**WHAT THIS TASK INVOLVES:**
Leave out the images and transcribe the entries below word for word.

**EXTRACTED INFORMATION:**
|---|
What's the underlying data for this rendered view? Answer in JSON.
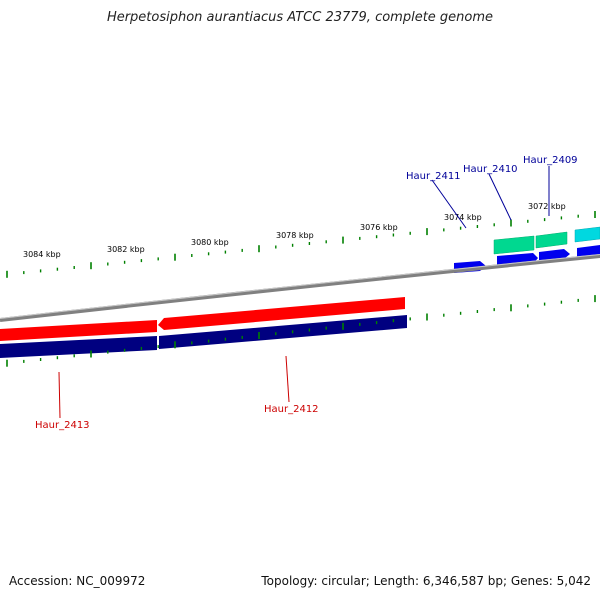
{
  "title": "Herpetosiphon aurantiacus ATCC 23779, complete genome",
  "footer": {
    "accession": "Accession: NC_009972",
    "summary": "Topology: circular; Length: 6,346,587 bp; Genes: 5,042"
  },
  "colors": {
    "reverse_gene": "#ff0000",
    "forward_gene": "#0000ee",
    "forward_gene_alt": "#00d890",
    "forward_gene_cyan": "#00d8e0",
    "strand_bar": "#000080",
    "backbone": "#808080",
    "tick": "#008000",
    "label_forward": "#000099",
    "label_reverse": "#cc0000"
  },
  "scale_labels": [
    "3084 kbp",
    "3082 kbp",
    "3080 kbp",
    "3078 kbp",
    "3076 kbp",
    "3074 kbp",
    "3072 kbp"
  ],
  "genes": [
    {
      "name": "Haur_2413",
      "strand": "reverse"
    },
    {
      "name": "Haur_2412",
      "strand": "reverse"
    },
    {
      "name": "Haur_2411",
      "strand": "forward"
    },
    {
      "name": "Haur_2410",
      "strand": "forward"
    },
    {
      "name": "Haur_2409",
      "strand": "forward"
    }
  ]
}
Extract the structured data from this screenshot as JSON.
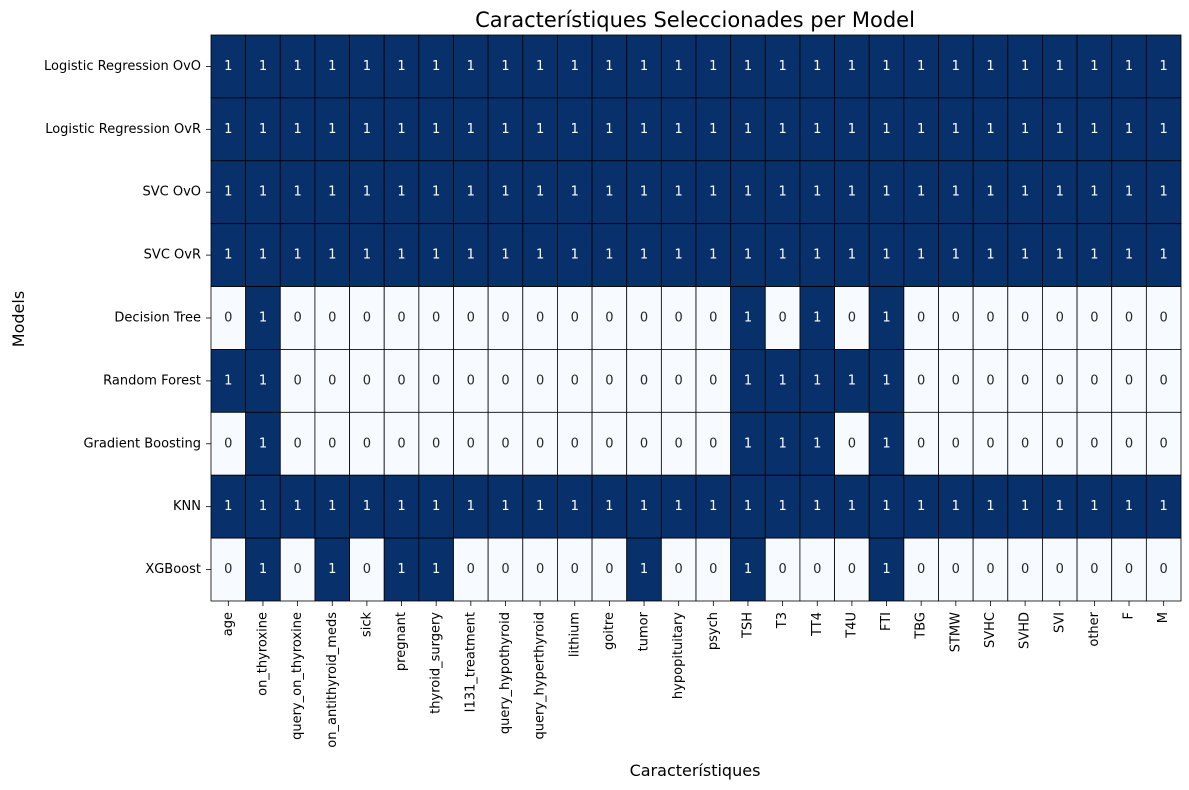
{
  "chart_data": {
    "type": "heatmap",
    "title": "Característiques Seleccionades per Model",
    "xlabel": "Característiques",
    "ylabel": "Models",
    "colors": {
      "high": "#08306b",
      "low": "#f7fbff",
      "grid": "#000000",
      "text_on_high": "#ffffff",
      "text_on_low": "#262626"
    },
    "colorbar": false,
    "x": [
      "age",
      "on_thyroxine",
      "query_on_thyroxine",
      "on_antithyroid_meds",
      "sick",
      "pregnant",
      "thyroid_surgery",
      "I131_treatment",
      "query_hypothyroid",
      "query_hyperthyroid",
      "lithium",
      "goitre",
      "tumor",
      "hypopituitary",
      "psych",
      "TSH",
      "T3",
      "TT4",
      "T4U",
      "FTI",
      "TBG",
      "STMW",
      "SVHC",
      "SVHD",
      "SVI",
      "other",
      "F",
      "M"
    ],
    "y": [
      "Logistic Regression OvO",
      "Logistic Regression OvR",
      "SVC OvO",
      "SVC OvR",
      "Decision Tree",
      "Random Forest",
      "Gradient Boosting",
      "KNN",
      "XGBoost"
    ],
    "values": [
      [
        1,
        1,
        1,
        1,
        1,
        1,
        1,
        1,
        1,
        1,
        1,
        1,
        1,
        1,
        1,
        1,
        1,
        1,
        1,
        1,
        1,
        1,
        1,
        1,
        1,
        1,
        1,
        1
      ],
      [
        1,
        1,
        1,
        1,
        1,
        1,
        1,
        1,
        1,
        1,
        1,
        1,
        1,
        1,
        1,
        1,
        1,
        1,
        1,
        1,
        1,
        1,
        1,
        1,
        1,
        1,
        1,
        1
      ],
      [
        1,
        1,
        1,
        1,
        1,
        1,
        1,
        1,
        1,
        1,
        1,
        1,
        1,
        1,
        1,
        1,
        1,
        1,
        1,
        1,
        1,
        1,
        1,
        1,
        1,
        1,
        1,
        1
      ],
      [
        1,
        1,
        1,
        1,
        1,
        1,
        1,
        1,
        1,
        1,
        1,
        1,
        1,
        1,
        1,
        1,
        1,
        1,
        1,
        1,
        1,
        1,
        1,
        1,
        1,
        1,
        1,
        1
      ],
      [
        0,
        1,
        0,
        0,
        0,
        0,
        0,
        0,
        0,
        0,
        0,
        0,
        0,
        0,
        0,
        1,
        0,
        1,
        0,
        1,
        0,
        0,
        0,
        0,
        0,
        0,
        0,
        0
      ],
      [
        1,
        1,
        0,
        0,
        0,
        0,
        0,
        0,
        0,
        0,
        0,
        0,
        0,
        0,
        0,
        1,
        1,
        1,
        1,
        1,
        0,
        0,
        0,
        0,
        0,
        0,
        0,
        0
      ],
      [
        0,
        1,
        0,
        0,
        0,
        0,
        0,
        0,
        0,
        0,
        0,
        0,
        0,
        0,
        0,
        1,
        1,
        1,
        0,
        1,
        0,
        0,
        0,
        0,
        0,
        0,
        0,
        0
      ],
      [
        1,
        1,
        1,
        1,
        1,
        1,
        1,
        1,
        1,
        1,
        1,
        1,
        1,
        1,
        1,
        1,
        1,
        1,
        1,
        1,
        1,
        1,
        1,
        1,
        1,
        1,
        1,
        1
      ],
      [
        0,
        1,
        0,
        1,
        0,
        1,
        1,
        0,
        0,
        0,
        0,
        0,
        1,
        0,
        0,
        1,
        0,
        0,
        0,
        1,
        0,
        0,
        0,
        0,
        0,
        0,
        0,
        0
      ]
    ]
  }
}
|---|
**EXPECTED ANSWER:**
What's the underlying data for this rendered view? Answer in JSON.
{
  "title": "Herpetosiphon aurantiacus ATCC 23779, complete genome",
  "footer": {
    "accession": "Accession: NC_009972",
    "summary": "Topology: circular; Length: 6,346,587 bp; Genes: 5,042"
  },
  "colors": {
    "reverse_gene": "#ff0000",
    "forward_gene": "#0000ee",
    "forward_gene_alt": "#00d890",
    "forward_gene_cyan": "#00d8e0",
    "strand_bar": "#000080",
    "backbone": "#808080",
    "tick": "#008000",
    "label_forward": "#000099",
    "label_reverse": "#cc0000"
  },
  "scale_labels": [
    "3084 kbp",
    "3082 kbp",
    "3080 kbp",
    "3078 kbp",
    "3076 kbp",
    "3074 kbp",
    "3072 kbp"
  ],
  "genes": [
    {
      "name": "Haur_2413",
      "strand": "reverse"
    },
    {
      "name": "Haur_2412",
      "strand": "reverse"
    },
    {
      "name": "Haur_2411",
      "strand": "forward"
    },
    {
      "name": "Haur_2410",
      "strand": "forward"
    },
    {
      "name": "Haur_2409",
      "strand": "forward"
    }
  ]
}
Extract the structured data from this screenshot as JSON.
{
  "chart_data": {
    "type": "heatmap",
    "title": "Característiques Seleccionades per Model",
    "xlabel": "Característiques",
    "ylabel": "Models",
    "colors": {
      "high": "#08306b",
      "low": "#f7fbff",
      "grid": "#000000",
      "text_on_high": "#ffffff",
      "text_on_low": "#262626"
    },
    "colorbar": false,
    "x": [
      "age",
      "on_thyroxine",
      "query_on_thyroxine",
      "on_antithyroid_meds",
      "sick",
      "pregnant",
      "thyroid_surgery",
      "I131_treatment",
      "query_hypothyroid",
      "query_hyperthyroid",
      "lithium",
      "goitre",
      "tumor",
      "hypopituitary",
      "psych",
      "TSH",
      "T3",
      "TT4",
      "T4U",
      "FTI",
      "TBG",
      "STMW",
      "SVHC",
      "SVHD",
      "SVI",
      "other",
      "F",
      "M"
    ],
    "y": [
      "Logistic Regression OvO",
      "Logistic Regression OvR",
      "SVC OvO",
      "SVC OvR",
      "Decision Tree",
      "Random Forest",
      "Gradient Boosting",
      "KNN",
      "XGBoost"
    ],
    "values": [
      [
        1,
        1,
        1,
        1,
        1,
        1,
        1,
        1,
        1,
        1,
        1,
        1,
        1,
        1,
        1,
        1,
        1,
        1,
        1,
        1,
        1,
        1,
        1,
        1,
        1,
        1,
        1,
        1
      ],
      [
        1,
        1,
        1,
        1,
        1,
        1,
        1,
        1,
        1,
        1,
        1,
        1,
        1,
        1,
        1,
        1,
        1,
        1,
        1,
        1,
        1,
        1,
        1,
        1,
        1,
        1,
        1,
        1
      ],
      [
        1,
        1,
        1,
        1,
        1,
        1,
        1,
        1,
        1,
        1,
        1,
        1,
        1,
        1,
        1,
        1,
        1,
        1,
        1,
        1,
        1,
        1,
        1,
        1,
        1,
        1,
        1,
        1
      ],
      [
        1,
        1,
        1,
        1,
        1,
        1,
        1,
        1,
        1,
        1,
        1,
        1,
        1,
        1,
        1,
        1,
        1,
        1,
        1,
        1,
        1,
        1,
        1,
        1,
        1,
        1,
        1,
        1
      ],
      [
        0,
        1,
        0,
        0,
        0,
        0,
        0,
        0,
        0,
        0,
        0,
        0,
        0,
        0,
        0,
        1,
        0,
        1,
        0,
        1,
        0,
        0,
        0,
        0,
        0,
        0,
        0,
        0
      ],
      [
        1,
        1,
        0,
        0,
        0,
        0,
        0,
        0,
        0,
        0,
        0,
        0,
        0,
        0,
        0,
        1,
        1,
        1,
        1,
        1,
        0,
        0,
        0,
        0,
        0,
        0,
        0,
        0
      ],
      [
        0,
        1,
        0,
        0,
        0,
        0,
        0,
        0,
        0,
        0,
        0,
        0,
        0,
        0,
        0,
        1,
        1,
        1,
        0,
        1,
        0,
        0,
        0,
        0,
        0,
        0,
        0,
        0
      ],
      [
        1,
        1,
        1,
        1,
        1,
        1,
        1,
        1,
        1,
        1,
        1,
        1,
        1,
        1,
        1,
        1,
        1,
        1,
        1,
        1,
        1,
        1,
        1,
        1,
        1,
        1,
        1,
        1
      ],
      [
        0,
        1,
        0,
        1,
        0,
        1,
        1,
        0,
        0,
        0,
        0,
        0,
        1,
        0,
        0,
        1,
        0,
        0,
        0,
        1,
        0,
        0,
        0,
        0,
        0,
        0,
        0,
        0
      ]
    ]
  }
}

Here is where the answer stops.